_EXERCISE INSTRUCTIONS_.
Each line containing the word "Bagaimana" needs to be copied.

___ DATA FOR PROCESSING

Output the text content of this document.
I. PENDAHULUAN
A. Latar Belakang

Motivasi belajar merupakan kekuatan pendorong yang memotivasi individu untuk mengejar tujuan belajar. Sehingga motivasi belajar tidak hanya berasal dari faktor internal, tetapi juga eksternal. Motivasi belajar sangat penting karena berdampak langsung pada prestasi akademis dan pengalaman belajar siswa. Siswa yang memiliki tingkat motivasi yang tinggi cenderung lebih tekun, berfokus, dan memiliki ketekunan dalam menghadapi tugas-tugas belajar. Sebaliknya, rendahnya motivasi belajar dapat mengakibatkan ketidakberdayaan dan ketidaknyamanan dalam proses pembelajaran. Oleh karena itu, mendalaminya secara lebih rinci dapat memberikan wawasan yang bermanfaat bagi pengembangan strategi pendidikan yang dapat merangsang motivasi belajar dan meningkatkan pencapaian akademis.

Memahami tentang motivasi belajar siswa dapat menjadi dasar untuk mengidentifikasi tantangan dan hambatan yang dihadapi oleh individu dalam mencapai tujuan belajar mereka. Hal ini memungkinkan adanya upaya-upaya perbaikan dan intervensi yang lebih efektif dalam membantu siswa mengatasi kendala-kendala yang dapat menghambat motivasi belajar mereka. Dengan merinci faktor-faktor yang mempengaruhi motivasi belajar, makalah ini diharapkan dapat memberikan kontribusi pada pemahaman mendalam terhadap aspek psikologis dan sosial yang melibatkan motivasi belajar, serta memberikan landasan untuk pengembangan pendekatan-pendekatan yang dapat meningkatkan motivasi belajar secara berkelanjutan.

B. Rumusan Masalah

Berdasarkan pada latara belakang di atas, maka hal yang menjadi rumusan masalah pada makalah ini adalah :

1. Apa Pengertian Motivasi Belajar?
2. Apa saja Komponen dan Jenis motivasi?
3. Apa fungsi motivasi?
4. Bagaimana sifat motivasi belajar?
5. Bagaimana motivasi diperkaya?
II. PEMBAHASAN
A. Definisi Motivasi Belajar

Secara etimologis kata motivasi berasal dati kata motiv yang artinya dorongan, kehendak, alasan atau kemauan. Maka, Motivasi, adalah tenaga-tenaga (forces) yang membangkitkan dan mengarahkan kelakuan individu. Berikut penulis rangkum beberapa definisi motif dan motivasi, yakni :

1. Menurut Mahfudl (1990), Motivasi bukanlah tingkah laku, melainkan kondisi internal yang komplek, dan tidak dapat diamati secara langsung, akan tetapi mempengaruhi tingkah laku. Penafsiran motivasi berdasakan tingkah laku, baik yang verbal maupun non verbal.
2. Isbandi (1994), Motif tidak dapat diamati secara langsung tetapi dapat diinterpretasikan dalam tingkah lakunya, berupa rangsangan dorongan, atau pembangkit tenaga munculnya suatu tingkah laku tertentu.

______

_WRITTEN ANSWER_.
4. Bagaimana sifat motivasi belajar?
5. Bagaimana motivasi diperkaya?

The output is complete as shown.